** START **
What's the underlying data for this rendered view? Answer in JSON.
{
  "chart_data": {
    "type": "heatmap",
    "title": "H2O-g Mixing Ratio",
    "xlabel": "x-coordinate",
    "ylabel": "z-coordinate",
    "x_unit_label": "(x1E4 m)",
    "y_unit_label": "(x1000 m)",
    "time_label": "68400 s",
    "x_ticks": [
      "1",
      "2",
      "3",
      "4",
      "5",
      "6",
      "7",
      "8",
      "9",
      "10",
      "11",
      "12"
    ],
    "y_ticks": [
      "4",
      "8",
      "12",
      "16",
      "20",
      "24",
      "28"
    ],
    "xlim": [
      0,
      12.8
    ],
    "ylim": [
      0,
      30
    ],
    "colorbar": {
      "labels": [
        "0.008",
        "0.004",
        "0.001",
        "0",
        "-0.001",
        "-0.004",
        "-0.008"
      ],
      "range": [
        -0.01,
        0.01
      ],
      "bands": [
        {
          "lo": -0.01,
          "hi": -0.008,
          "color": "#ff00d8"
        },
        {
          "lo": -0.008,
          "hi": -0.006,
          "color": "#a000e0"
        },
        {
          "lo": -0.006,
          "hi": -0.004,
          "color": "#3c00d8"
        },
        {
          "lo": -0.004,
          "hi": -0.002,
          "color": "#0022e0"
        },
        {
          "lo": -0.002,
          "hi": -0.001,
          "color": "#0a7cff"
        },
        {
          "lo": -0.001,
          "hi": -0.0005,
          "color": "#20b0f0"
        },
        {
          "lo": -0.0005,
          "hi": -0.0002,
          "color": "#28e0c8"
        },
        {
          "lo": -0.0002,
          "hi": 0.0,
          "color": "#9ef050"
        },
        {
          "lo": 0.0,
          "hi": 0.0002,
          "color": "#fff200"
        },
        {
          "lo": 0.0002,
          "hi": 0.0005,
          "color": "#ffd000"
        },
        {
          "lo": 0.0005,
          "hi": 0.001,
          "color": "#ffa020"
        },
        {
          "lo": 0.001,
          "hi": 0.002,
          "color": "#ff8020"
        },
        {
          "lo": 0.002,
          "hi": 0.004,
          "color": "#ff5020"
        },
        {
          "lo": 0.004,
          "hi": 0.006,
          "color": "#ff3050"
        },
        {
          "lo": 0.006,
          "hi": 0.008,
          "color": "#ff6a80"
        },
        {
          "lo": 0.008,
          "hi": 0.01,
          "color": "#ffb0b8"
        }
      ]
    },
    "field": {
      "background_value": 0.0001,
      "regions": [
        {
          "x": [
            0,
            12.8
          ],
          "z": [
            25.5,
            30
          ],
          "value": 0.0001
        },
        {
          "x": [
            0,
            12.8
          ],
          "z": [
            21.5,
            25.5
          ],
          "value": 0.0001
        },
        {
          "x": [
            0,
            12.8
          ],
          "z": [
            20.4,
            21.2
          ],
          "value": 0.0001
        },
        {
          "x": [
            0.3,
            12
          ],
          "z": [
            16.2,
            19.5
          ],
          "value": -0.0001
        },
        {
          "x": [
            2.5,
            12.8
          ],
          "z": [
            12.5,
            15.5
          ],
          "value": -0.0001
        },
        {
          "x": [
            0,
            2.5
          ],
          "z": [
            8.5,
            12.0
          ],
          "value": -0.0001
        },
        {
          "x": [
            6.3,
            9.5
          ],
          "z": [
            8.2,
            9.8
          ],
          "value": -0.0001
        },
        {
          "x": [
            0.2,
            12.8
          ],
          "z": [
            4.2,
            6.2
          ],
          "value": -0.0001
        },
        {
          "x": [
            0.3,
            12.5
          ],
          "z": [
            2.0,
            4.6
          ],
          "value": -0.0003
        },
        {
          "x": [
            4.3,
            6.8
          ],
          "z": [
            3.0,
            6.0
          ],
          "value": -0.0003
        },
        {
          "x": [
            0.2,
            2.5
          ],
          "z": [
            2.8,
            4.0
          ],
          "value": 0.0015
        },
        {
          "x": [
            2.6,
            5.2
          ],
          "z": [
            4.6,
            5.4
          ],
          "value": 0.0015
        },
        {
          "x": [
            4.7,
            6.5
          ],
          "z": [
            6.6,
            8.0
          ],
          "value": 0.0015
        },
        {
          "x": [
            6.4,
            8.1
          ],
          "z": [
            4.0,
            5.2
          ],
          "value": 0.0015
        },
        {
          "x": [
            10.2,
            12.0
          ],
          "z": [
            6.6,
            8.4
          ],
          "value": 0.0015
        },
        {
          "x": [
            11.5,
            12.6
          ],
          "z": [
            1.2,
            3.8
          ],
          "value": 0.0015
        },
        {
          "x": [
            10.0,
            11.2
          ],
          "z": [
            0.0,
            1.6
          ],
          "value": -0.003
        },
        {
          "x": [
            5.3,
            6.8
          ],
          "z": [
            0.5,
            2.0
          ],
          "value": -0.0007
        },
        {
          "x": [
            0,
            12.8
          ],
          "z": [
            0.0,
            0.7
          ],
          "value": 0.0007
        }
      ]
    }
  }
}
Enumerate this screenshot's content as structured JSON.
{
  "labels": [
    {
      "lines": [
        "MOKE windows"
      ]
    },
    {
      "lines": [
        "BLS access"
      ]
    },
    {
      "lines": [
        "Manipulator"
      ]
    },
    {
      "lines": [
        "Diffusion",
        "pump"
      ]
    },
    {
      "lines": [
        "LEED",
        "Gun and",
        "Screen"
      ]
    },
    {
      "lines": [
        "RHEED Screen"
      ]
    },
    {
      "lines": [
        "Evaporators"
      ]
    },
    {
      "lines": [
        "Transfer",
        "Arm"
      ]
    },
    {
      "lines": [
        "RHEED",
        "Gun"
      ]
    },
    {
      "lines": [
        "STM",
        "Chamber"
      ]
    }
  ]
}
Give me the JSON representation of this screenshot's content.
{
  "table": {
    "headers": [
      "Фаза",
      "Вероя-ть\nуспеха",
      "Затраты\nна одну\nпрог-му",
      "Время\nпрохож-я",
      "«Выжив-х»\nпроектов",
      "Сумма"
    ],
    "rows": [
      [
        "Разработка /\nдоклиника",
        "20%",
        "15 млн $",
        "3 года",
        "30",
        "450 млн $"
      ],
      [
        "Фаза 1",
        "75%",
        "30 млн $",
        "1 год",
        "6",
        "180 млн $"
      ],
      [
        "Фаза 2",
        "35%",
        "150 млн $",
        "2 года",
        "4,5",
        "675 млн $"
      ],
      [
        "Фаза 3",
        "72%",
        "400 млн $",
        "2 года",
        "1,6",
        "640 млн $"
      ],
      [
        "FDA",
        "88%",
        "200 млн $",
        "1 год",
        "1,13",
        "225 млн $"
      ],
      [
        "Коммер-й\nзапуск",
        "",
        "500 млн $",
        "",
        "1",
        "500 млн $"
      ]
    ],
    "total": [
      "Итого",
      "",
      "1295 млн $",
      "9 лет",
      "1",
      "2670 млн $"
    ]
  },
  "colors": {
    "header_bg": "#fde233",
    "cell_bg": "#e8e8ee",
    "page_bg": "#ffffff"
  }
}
** END **
Written instruction ->
Print every record exactly as it was given.

Full response ->
What's the underlying data for this rendered view? Answer in JSON.
{
  "chart_data": {
    "type": "heatmap",
    "title": "H2O-g Mixing Ratio",
    "xlabel": "x-coordinate",
    "ylabel": "z-coordinate",
    "x_unit_label": "(x1E4 m)",
    "y_unit_label": "(x1000 m)",
    "time_label": "68400 s",
    "x_ticks": [
      "1",
      "2",
      "3",
      "4",
      "5",
      "6",
      "7",
      "8",
      "9",
      "10",
      "11",
      "12"
    ],
    "y_ticks": [
      "4",
      "8",
      "12",
      "16",
      "20",
      "24",
      "28"
    ],
    "xlim": [
      0,
      12.8
    ],
    "ylim": [
      0,
      30
    ],
    "colorbar": {
      "labels": [
        "0.008",
        "0.004",
        "0.001",
        "0",
        "-0.001",
        "-0.004",
        "-0.008"
      ],
      "range": [
        -0.01,
        0.01
      ],
      "bands": [
        {
          "lo": -0.01,
          "hi": -0.008,
          "color": "#ff00d8"
        },
        {
          "lo": -0.008,
          "hi": -0.006,
          "color": "#a000e0"
        },
        {
          "lo": -0.006,
          "hi": -0.004,
          "color": "#3c00d8"
        },
        {
          "lo": -0.004,
          "hi": -0.002,
          "color": "#0022e0"
        },
        {
          "lo": -0.002,
          "hi": -0.001,
          "color": "#0a7cff"
        },
        {
          "lo": -0.001,
          "hi": -0.0005,
          "color": "#20b0f0"
        },
        {
          "lo": -0.0005,
          "hi": -0.0002,
          "color": "#28e0c8"
        },
        {
          "lo": -0.0002,
          "hi": 0.0,
          "color": "#9ef050"
        },
        {
          "lo": 0.0,
          "hi": 0.0002,
          "color": "#fff200"
        },
        {
          "lo": 0.0002,
          "hi": 0.0005,
          "color": "#ffd000"
        },
        {
          "lo": 0.0005,
          "hi": 0.001,
          "color": "#ffa020"
        },
        {
          "lo": 0.001,
          "hi": 0.002,
          "color": "#ff8020"
        },
        {
          "lo": 0.002,
          "hi": 0.004,
          "color": "#ff5020"
        },
        {
          "lo": 0.004,
          "hi": 0.006,
          "color": "#ff3050"
        },
        {
          "lo": 0.006,
          "hi": 0.008,
          "color": "#ff6a80"
        },
        {
          "lo": 0.008,
          "hi": 0.01,
          "color": "#ffb0b8"
        }
      ]
    },
    "field": {
      "background_value": 0.0001,
      "regions": [
        {
          "x": [
            0,
            12.8
          ],
          "z": [
            25.5,
            30
          ],
          "value": 0.0001
        },
        {
          "x": [
            0,
            12.8
          ],
          "z": [
            21.5,
            25.5
          ],
          "value": 0.0001
        },
        {
          "x": [
            0,
            12.8
          ],
          "z": [
            20.4,
            21.2
          ],
          "value": 0.0001
        },
        {
          "x": [
            0.3,
            12
          ],
          "z": [
            16.2,
            19.5
          ],
          "value": -0.0001
        },
        {
          "x": [
            2.5,
            12.8
          ],
          "z": [
            12.5,
            15.5
          ],
          "value": -0.0001
        },
        {
          "x": [
            0,
            2.5
          ],
          "z": [
            8.5,
            12.0
          ],
          "value": -0.0001
        },
        {
          "x": [
            6.3,
            9.5
          ],
          "z": [
            8.2,
            9.8
          ],
          "value": -0.0001
        },
        {
          "x": [
            0.2,
            12.8
          ],
          "z": [
            4.2,
            6.2
          ],
          "value": -0.0001
        },
        {
          "x": [
            0.3,
            12.5
          ],
          "z": [
            2.0,
            4.6
          ],
          "value": -0.0003
        },
        {
          "x": [
            4.3,
            6.8
          ],
          "z": [
            3.0,
            6.0
          ],
          "value": -0.0003
        },
        {
          "x": [
            0.2,
            2.5
          ],
          "z": [
            2.8,
            4.0
          ],
          "value": 0.0015
        },
        {
          "x": [
            2.6,
            5.2
          ],
          "z": [
            4.6,
            5.4
          ],
          "value": 0.0015
        },
        {
          "x": [
            4.7,
            6.5
          ],
          "z": [
            6.6,
            8.0
          ],
          "value": 0.0015
        },
        {
          "x": [
            6.4,
            8.1
          ],
          "z": [
            4.0,
            5.2
          ],
          "value": 0.0015
        },
        {
          "x": [
            10.2,
            12.0
          ],
          "z": [
            6.6,
            8.4
          ],
          "value": 0.0015
        },
        {
          "x": [
            11.5,
            12.6
          ],
          "z": [
            1.2,
            3.8
          ],
          "value": 0.0015
        },
        {
          "x": [
            10.0,
            11.2
          ],
          "z": [
            0.0,
            1.6
          ],
          "value": -0.003
        },
        {
          "x": [
            5.3,
            6.8
          ],
          "z": [
            0.5,
            2.0
          ],
          "value": -0.0007
        },
        {
          "x": [
            0,
            12.8
          ],
          "z": [
            0.0,
            0.7
          ],
          "value": 0.0007
        }
      ]
    }
  }
}
Enumerate this screenshot's content as structured JSON.
{
  "labels": [
    {
      "lines": [
        "MOKE windows"
      ]
    },
    {
      "lines": [
        "BLS access"
      ]
    },
    {
      "lines": [
        "Manipulator"
      ]
    },
    {
      "lines": [
        "Diffusion",
        "pump"
      ]
    },
    {
      "lines": [
        "LEED",
        "Gun and",
        "Screen"
      ]
    },
    {
      "lines": [
        "RHEED Screen"
      ]
    },
    {
      "lines": [
        "Evaporators"
      ]
    },
    {
      "lines": [
        "Transfer",
        "Arm"
      ]
    },
    {
      "lines": [
        "RHEED",
        "Gun"
      ]
    },
    {
      "lines": [
        "STM",
        "Chamber"
      ]
    }
  ]
}
Give me the JSON representation of this screenshot's content.
{
  "table": {
    "headers": [
      "Фаза",
      "Вероя-ть\nуспеха",
      "Затраты\nна одну\nпрог-му",
      "Время\nпрохож-я",
      "«Выжив-х»\nпроектов",
      "Сумма"
    ],
    "rows": [
      [
        "Разработка /\nдоклиника",
        "20%",
        "15 млн $",
        "3 года",
        "30",
        "450 млн $"
      ],
      [
        "Фаза 1",
        "75%",
        "30 млн $",
        "1 год",
        "6",
        "180 млн $"
      ],
      [
        "Фаза 2",
        "35%",
        "150 млн $",
        "2 года",
        "4,5",
        "675 млн $"
      ],
      [
        "Фаза 3",
        "72%",
        "400 млн $",
        "2 года",
        "1,6",
        "640 млн $"
      ],
      [
        "FDA",
        "88%",
        "200 млн $",
        "1 год",
        "1,13",
        "225 млн $"
      ],
      [
        "Коммер-й\nзапуск",
        "",
        "500 млн $",
        "",
        "1",
        "500 млн $"
      ]
    ],
    "total": [
      "Итого",
      "",
      "1295 млн $",
      "9 лет",
      "1",
      "2670 млн $"
    ]
  },
  "colors": {
    "header_bg": "#fde233",
    "cell_bg": "#e8e8ee",
    "page_bg": "#ffffff"
  }
}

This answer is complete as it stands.